Document text.
## start

Different things to do in Svalbard are only available at certain times of the year due to snow and ice conditions so in each of the following attractions, I will mention the seasonal availability.
1. Take a boat trip to see Svalbard’s wildlife (including polar bears!)
The best way to see the wildlife in Svalbard’s arctic wilderness is to take boat day trips. While you also see lots of wildlife on the boat trips to the 3 settlements in Svalbard (which I will talk about later on in the post), if you want to see a specific animal it’s better to take smaller RIB boat tours that can get up much closer to them!
There are maaaany different animals that you can spot from boats when visiting Svalbard including polar bears, whales, walruses, seals, the arctic fox, arctic terns, and other birds, and there are boat trips designed to find each one. So if you have a specific animal in mind that you really want to see, your best bet is to book the appropriate tour.
NOTE: Since polar bears are protected in Svalbard, there are no “polar bear expeditions” designed to track them down, but if there has been a sighting in the area, nearly all the tours will try and see it from a distance.
Here are some of the trips I recommend:
- Whale safari – If you want a chance to see the biggest animal on the planet, the blue whale, booking a whale safari is a no-brainer! While there is no guarantee to see them, the fjord is known as a summer feeding ground (June & July) for the blue whale, fin whale, humpback whale, and beluga whales!
- Walrus safari – This tour takes you to a well-known walrus colony where many of these giant creatures relax every day. Note some of the other tours like the one to Ny-Ålesund go past the colony on the way, so if you’re planning on taking multiple boat trips, check the other itineraries to see if you need to make a separate trip for this one.
- Bird jumping in Trygghamna – For one week in July, you can watch as the baby birds jump from a cliff and fly for the first time. Sometimes hundreds of birds take off at the same time!
- Frozen Svalbard Photo Tour – Photography enthusiasts, this is the trip for you. It will visit the walrus colony as well as get close to the glaciers so you have a chance of spotting many different types of wildlife with a professional photographer.
- Catch of the day – This is not a fishing trip like many think from the title, but rather, the captain will take you to spots where it is known wildlife has been lingering in the previous days. So if you don’t mind what you see but you want to see something, I would choose this one. In the 6 days that I was in Svalbard, the only person at my hotel who saw a polar bear saw it on this trip!
Season: Polar Summer months (Mid May – End of September)
2. Go on a snowmobiling adventure
I visited Svalbard at the very end of the snow season (middle of May) and was actually lucky enough to book the very last snowmobile tour available!
Snowmobile tours are a great way to visit Svalbard if you want to venture all the way inland into the valleys and glaciers. You also have the chance to spot arctic foxes, Svalbard reindeer, many birds, and polar bears.
We wanted to do a full-day snowmobile trip to the east as this is the wildest part of Svalbard that you can visit in a day and is also the place with the highest chance of seeing polar bears.
Unfortunately, the trip was sold out so we opted for a 4-hour midnight sun tour instead. This was still a great alternative as we got to drive through a valley nearby to Longyearbyen, up to a beautiful spot surrounded by mountains with a great vantage point to see the sun still high above us in the sky at midnight!

## end

Dataset entries.
## start

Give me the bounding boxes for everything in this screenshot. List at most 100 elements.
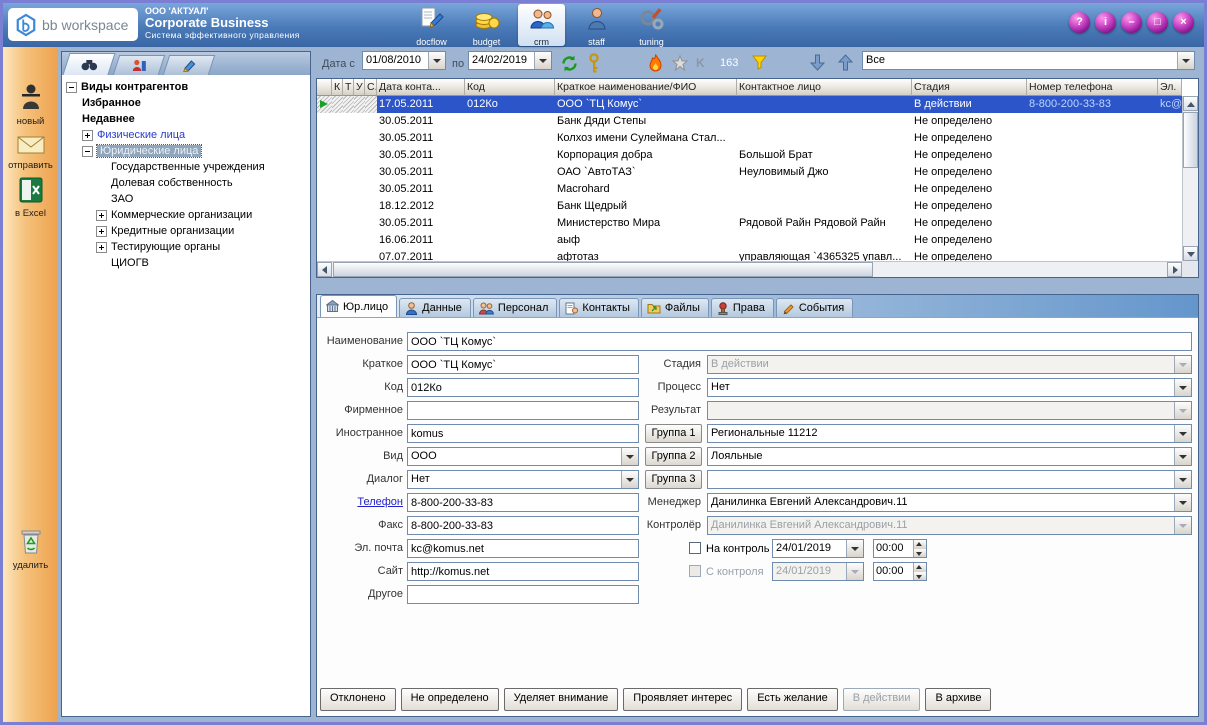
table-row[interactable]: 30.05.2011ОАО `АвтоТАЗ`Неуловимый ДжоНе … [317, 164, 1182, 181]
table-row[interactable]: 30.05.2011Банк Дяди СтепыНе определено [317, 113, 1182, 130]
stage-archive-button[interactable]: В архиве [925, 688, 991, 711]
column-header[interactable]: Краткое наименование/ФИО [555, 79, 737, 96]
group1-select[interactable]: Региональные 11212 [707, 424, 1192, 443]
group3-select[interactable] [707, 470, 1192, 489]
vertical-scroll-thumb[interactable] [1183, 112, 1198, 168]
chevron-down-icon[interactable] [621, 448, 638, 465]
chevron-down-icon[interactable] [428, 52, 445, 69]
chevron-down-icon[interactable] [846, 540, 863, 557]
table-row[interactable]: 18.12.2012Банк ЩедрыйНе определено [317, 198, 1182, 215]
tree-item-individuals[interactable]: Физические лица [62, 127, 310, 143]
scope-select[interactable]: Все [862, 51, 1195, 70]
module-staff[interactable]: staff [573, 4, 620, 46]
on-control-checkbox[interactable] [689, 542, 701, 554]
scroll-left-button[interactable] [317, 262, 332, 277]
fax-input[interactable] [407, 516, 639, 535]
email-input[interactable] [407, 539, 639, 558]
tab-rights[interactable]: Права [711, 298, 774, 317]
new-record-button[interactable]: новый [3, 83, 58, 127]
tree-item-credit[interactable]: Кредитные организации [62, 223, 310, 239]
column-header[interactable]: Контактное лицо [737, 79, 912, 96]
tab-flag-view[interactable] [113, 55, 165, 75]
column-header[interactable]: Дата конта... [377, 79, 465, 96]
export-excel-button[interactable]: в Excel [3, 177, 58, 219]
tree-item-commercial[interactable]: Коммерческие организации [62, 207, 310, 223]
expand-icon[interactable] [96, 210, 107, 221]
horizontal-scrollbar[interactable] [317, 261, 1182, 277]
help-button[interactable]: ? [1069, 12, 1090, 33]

## end

Given exercise.
Write the next part of the Svalbard travel piece, beginning right after its last sentence.

In response.
There are many operators who run snowmobile trips to different locations however we chose to go with Better Moments which was one of the few tour operators that were still running snow trips this late in the season. Our guide Eli was really great at helping everyone have a fun night on the snowmobiles and even gave us some helpful local tips to help with the rest of our trip!
You don’t need any prior snowmobile experience however you do need to bring a valid driver’s license to drive. All the gear is provided including snowsuits, helmets, boots, etc.
Season: Full winter (October – mid-May)
Price: €200 – €360 per driver (passenger is slightly less)
3. Visit a soviet ghost town (Pyramiden)
In the past, there was no singular country that was in charge of running Svalbard and any nation could come and set up their own colony here. Russia decided to create the most perfect example of communism they could and build Pyramiden (named after the pyramid-shaped mountain at the bottom of which it sits).
They selected the best communists in every field including everything from doctors and nurses to shopkeepers and miners and sent them to live in harmony in Pyramiden on Svalbard.
After 53 years of occupation, Pyramiden was closed down in 1998 due to falling coal prices and a plane crash that killed 141 of its occupants. Today, you can take tours of Pyramiden and see all the empty communist-era buildings and old mines still standing as they were when the city was closed down.
This is one of the most interesting things to do in Svalbard and to get to this abandoned Russian mining town in the winter you can join a snowmobile tour, however, it takes 2 days to get there and back this way, so it is much more popular to visit by boat tour in the summer.
NOTE: Even though some companies run this tour in May (and even earlier), often you do not actually get to dock and explore Pyramiden due to the snow ice. We knew this was a possibility when we booked in late May however, we were not aware that there was still going to be kilometers of ice this late, meaning we could barely even make out the buildings of Pyramiden in the distance.
PRO TIP: Call the company before booking your dates to ask about the sea ice, they generally have a good idea of if it will be possible to dock or not.
If there is going to be too much ice, I would advise booking one of the other boat trips to either Ny-Ålesund (#7 on my list) or Barentsburg (#10) as they are not affected by the ice. I wish we had known this before visiting Svalbard as while we did see some walruses, seals, puffins, and polar bear footprints, it was a bit disappointing not to see the town itself.
Season: Summer (Mid May – End of September)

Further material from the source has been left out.